● Given task:
Beneath this task is a listing; retype all of it exactly.
**** Records for this task
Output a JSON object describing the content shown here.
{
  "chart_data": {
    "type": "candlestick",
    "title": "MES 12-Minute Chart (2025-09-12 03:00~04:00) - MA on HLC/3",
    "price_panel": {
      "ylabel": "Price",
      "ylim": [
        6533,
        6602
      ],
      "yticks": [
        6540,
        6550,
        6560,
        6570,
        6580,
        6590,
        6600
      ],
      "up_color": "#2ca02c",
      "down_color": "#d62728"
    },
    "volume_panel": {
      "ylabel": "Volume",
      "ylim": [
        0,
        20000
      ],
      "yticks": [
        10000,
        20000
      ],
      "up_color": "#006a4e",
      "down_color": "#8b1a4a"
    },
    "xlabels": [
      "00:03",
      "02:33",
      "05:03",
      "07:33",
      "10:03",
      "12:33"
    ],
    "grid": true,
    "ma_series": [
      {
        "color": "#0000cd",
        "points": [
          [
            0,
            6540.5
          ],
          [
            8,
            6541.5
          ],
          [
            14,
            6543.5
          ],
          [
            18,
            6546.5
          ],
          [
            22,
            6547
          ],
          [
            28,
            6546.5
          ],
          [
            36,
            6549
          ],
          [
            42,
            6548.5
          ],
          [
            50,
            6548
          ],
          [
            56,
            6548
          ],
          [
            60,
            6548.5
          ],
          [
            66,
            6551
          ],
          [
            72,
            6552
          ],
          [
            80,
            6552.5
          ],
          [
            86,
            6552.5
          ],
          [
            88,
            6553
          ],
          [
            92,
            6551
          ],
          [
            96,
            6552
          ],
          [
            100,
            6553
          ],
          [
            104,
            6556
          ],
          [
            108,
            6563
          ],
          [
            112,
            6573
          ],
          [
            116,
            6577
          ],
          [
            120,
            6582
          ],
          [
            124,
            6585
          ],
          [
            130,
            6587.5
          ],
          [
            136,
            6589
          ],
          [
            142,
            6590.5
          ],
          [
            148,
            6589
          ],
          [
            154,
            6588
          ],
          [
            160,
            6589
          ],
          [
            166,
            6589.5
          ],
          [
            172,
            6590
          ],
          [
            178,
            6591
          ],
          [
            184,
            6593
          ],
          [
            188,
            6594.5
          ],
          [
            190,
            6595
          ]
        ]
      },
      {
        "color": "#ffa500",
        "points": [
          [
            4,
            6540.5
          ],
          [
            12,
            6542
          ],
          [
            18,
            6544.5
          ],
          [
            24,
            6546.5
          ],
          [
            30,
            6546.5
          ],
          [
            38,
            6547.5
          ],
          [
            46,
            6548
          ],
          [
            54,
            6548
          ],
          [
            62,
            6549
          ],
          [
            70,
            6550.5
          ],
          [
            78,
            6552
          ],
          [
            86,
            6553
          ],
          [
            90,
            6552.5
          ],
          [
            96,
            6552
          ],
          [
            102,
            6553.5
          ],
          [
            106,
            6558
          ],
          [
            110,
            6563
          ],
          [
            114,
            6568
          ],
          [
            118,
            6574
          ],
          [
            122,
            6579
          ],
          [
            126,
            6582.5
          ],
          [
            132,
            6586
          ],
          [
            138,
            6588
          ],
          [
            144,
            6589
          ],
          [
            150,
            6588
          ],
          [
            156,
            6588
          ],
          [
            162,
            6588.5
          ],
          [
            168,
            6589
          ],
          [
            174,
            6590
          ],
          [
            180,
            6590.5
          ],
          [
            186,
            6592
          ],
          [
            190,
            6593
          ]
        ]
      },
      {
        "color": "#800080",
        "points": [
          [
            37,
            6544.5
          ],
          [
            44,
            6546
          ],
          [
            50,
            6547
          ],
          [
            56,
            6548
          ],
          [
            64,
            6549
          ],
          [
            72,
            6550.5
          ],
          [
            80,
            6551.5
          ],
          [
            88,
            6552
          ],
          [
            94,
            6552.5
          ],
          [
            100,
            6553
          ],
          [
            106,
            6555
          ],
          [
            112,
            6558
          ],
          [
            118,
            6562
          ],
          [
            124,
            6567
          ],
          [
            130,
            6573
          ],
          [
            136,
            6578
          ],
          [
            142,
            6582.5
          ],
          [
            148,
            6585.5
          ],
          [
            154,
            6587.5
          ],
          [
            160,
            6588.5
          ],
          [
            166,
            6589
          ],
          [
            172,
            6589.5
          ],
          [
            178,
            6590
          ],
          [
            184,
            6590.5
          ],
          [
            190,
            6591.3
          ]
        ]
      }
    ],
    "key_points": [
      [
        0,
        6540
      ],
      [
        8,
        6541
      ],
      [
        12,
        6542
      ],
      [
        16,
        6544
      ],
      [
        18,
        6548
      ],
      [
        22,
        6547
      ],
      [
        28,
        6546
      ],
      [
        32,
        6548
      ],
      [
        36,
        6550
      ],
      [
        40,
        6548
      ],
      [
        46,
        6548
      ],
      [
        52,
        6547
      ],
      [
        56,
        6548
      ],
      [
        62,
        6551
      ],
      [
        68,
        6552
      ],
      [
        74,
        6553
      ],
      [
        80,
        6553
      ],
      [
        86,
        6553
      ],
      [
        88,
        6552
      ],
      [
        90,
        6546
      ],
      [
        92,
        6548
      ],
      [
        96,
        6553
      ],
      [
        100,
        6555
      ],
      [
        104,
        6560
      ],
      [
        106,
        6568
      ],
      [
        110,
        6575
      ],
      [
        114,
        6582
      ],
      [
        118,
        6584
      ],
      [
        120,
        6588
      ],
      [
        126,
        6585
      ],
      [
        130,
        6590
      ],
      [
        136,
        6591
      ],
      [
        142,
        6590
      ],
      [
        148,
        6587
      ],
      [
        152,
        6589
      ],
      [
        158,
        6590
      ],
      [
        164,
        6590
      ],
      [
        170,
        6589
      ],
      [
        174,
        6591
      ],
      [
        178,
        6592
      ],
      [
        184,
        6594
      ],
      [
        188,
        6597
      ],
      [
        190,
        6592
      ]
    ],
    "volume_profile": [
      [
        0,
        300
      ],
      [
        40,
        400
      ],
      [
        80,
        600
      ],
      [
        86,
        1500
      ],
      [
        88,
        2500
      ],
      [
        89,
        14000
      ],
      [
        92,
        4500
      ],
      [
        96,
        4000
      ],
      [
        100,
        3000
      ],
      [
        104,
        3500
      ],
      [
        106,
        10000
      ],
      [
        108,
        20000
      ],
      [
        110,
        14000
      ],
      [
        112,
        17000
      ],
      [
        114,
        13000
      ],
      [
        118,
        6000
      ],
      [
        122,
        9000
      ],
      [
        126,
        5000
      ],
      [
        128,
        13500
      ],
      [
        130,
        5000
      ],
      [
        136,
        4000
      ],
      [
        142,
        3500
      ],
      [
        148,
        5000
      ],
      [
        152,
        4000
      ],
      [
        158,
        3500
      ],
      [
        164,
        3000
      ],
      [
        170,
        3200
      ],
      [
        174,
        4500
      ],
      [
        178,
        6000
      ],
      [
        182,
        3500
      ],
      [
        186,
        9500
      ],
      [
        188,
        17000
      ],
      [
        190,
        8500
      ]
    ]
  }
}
********
● Answer in full:
Output a JSON object describing the content shown here.
{
  "chart_data": {
    "type": "candlestick",
    "title": "MES 12-Minute Chart (2025-09-12 03:00~04:00) - MA on HLC/3",
    "price_panel": {
      "ylabel": "Price",
      "ylim": [
        6533,
        6602
      ],
      "yticks": [
        6540,
        6550,
        6560,
        6570,
        6580,
        6590,
        6600
      ],
      "up_color": "#2ca02c",
      "down_color": "#d62728"
    },
    "volume_panel": {
      "ylabel": "Volume",
      "ylim": [
        0,
        20000
      ],
      "yticks": [
        10000,
        20000
      ],
      "up_color": "#006a4e",
      "down_color": "#8b1a4a"
    },
    "xlabels": [
      "00:03",
      "02:33",
      "05:03",
      "07:33",
      "10:03",
      "12:33"
    ],
    "grid": true,
    "ma_series": [
      {
        "color": "#0000cd",
        "points": [
          [
            0,
            6540.5
          ],
          [
            8,
            6541.5
          ],
          [
            14,
            6543.5
          ],
          [
            18,
            6546.5
          ],
          [
            22,
            6547
          ],
          [
            28,
            6546.5
          ],
          [
            36,
            6549
          ],
          [
            42,
            6548.5
          ],
          [
            50,
            6548
          ],
          [
            56,
            6548
          ],
          [
            60,
            6548.5
          ],
          [
            66,
            6551
          ],
          [
            72,
            6552
          ],
          [
            80,
            6552.5
          ],
          [
            86,
            6552.5
          ],
          [
            88,
            6553
          ],
          [
            92,
            6551
          ],
          [
            96,
            6552
          ],
          [
            100,
            6553
          ],
          [
            104,
            6556
          ],
          [
            108,
            6563
          ],
          [
            112,
            6573
          ],
          [
            116,
            6577
          ],
          [
            120,
            6582
          ],
          [
            124,
            6585
          ],
          [
            130,
            6587.5
          ],
          [
            136,
            6589
          ],
          [
            142,
            6590.5
          ],
          [
            148,
            6589
          ],
          [
            154,
            6588
          ],
          [
            160,
            6589
          ],
          [
            166,
            6589.5
          ],
          [
            172,
            6590
          ],
          [
            178,
            6591
          ],
          [
            184,
            6593
          ],
          [
            188,
            6594.5
          ],
          [
            190,
            6595
          ]
        ]
      },
      {
        "color": "#ffa500",
        "points": [
          [
            4,
            6540.5
          ],
          [
            12,
            6542
          ],
          [
            18,
            6544.5
          ],
          [
            24,
            6546.5
          ],
          [
            30,
            6546.5
          ],
          [
            38,
            6547.5
          ],
          [
            46,
            6548
          ],
          [
            54,
            6548
          ],
          [
            62,
            6549
          ],
          [
            70,
            6550.5
          ],
          [
            78,
            6552
          ],
          [
            86,
            6553
          ],
          [
            90,
            6552.5
          ],
          [
            96,
            6552
          ],
          [
            102,
            6553.5
          ],
          [
            106,
            6558
          ],
          [
            110,
            6563
          ],
          [
            114,
            6568
          ],
          [
            118,
            6574
          ],
          [
            122,
            6579
          ],
          [
            126,
            6582.5
          ],
          [
            132,
            6586
          ],
          [
            138,
            6588
          ],
          [
            144,
            6589
          ],
          [
            150,
            6588
          ],
          [
            156,
            6588
          ],
          [
            162,
            6588.5
          ],
          [
            168,
            6589
          ],
          [
            174,
            6590
          ],
          [
            180,
            6590.5
          ],
          [
            186,
            6592
          ],
          [
            190,
            6593
          ]
        ]
      },
      {
        "color": "#800080",
        "points": [
          [
            37,
            6544.5
          ],
          [
            44,
            6546
          ],
          [
            50,
            6547
          ],
          [
            56,
            6548
          ],
          [
            64,
            6549
          ],
          [
            72,
            6550.5
          ],
          [
            80,
            6551.5
          ],
          [
            88,
            6552
          ],
          [
            94,
            6552.5
          ],
          [
            100,
            6553
          ],
          [
            106,
            6555
          ],
          [
            112,
            6558
          ],
          [
            118,
            6562
          ],
          [
            124,
            6567
          ],
          [
            130,
            6573
          ],
          [
            136,
            6578
          ],
          [
            142,
            6582.5
          ],
          [
            148,
            6585.5
          ],
          [
            154,
            6587.5
          ],
          [
            160,
            6588.5
          ],
          [
            166,
            6589
          ],
          [
            172,
            6589.5
          ],
          [
            178,
            6590
          ],
          [
            184,
            6590.5
          ],
          [
            190,
            6591.3
          ]
        ]
      }
    ],
    "key_points": [
      [
        0,
        6540
      ],
      [
        8,
        6541
      ],
      [
        12,
        6542
      ],
      [
        16,
        6544
      ],
      [
        18,
        6548
      ],
      [
        22,
        6547
      ],
      [
        28,
        6546
      ],
      [
        32,
        6548
      ],
      [
        36,
        6550
      ],
      [
        40,
        6548
      ],
      [
        46,
        6548
      ],
      [
        52,
        6547
      ],
      [
        56,
        6548
      ],
      [
        62,
        6551
      ],
      [
        68,
        6552
      ],
      [
        74,
        6553
      ],
      [
        80,
        6553
      ],
      [
        86,
        6553
      ],
      [
        88,
        6552
      ],
      [
        90,
        6546
      ],
      [
        92,
        6548
      ],
      [
        96,
        6553
      ],
      [
        100,
        6555
      ],
      [
        104,
        6560
      ],
      [
        106,
        6568
      ],
      [
        110,
        6575
      ],
      [
        114,
        6582
      ],
      [
        118,
        6584
      ],
      [
        120,
        6588
      ],
      [
        126,
        6585
      ],
      [
        130,
        6590
      ],
      [
        136,
        6591
      ],
      [
        142,
        6590
      ],
      [
        148,
        6587
      ],
      [
        152,
        6589
      ],
      [
        158,
        6590
      ],
      [
        164,
        6590
      ],
      [
        170,
        6589
      ],
      [
        174,
        6591
      ],
      [
        178,
        6592
      ],
      [
        184,
        6594
      ],
      [
        188,
        6597
      ],
      [
        190,
        6592
      ]
    ],
    "volume_profile": [
      [
        0,
        300
      ],
      [
        40,
        400
      ],
      [
        80,
        600
      ],
      [
        86,
        1500
      ],
      [
        88,
        2500
      ],
      [
        89,
        14000
      ],
      [
        92,
        4500
      ],
      [
        96,
        4000
      ],
      [
        100,
        3000
      ],
      [
        104,
        3500
      ],
      [
        106,
        10000
      ],
      [
        108,
        20000
      ],
      [
        110,
        14000
      ],
      [
        112,
        17000
      ],
      [
        114,
        13000
      ],
      [
        118,
        6000
      ],
      [
        122,
        9000
      ],
      [
        126,
        5000
      ],
      [
        128,
        13500
      ],
      [
        130,
        5000
      ],
      [
        136,
        4000
      ],
      [
        142,
        3500
      ],
      [
        148,
        5000
      ],
      [
        152,
        4000
      ],
      [
        158,
        3500
      ],
      [
        164,
        3000
      ],
      [
        170,
        3200
      ],
      [
        174,
        4500
      ],
      [
        178,
        6000
      ],
      [
        182,
        3500
      ],
      [
        186,
        9500
      ],
      [
        188,
        17000
      ],
      [
        190,
        8500
      ]
    ]
  }
}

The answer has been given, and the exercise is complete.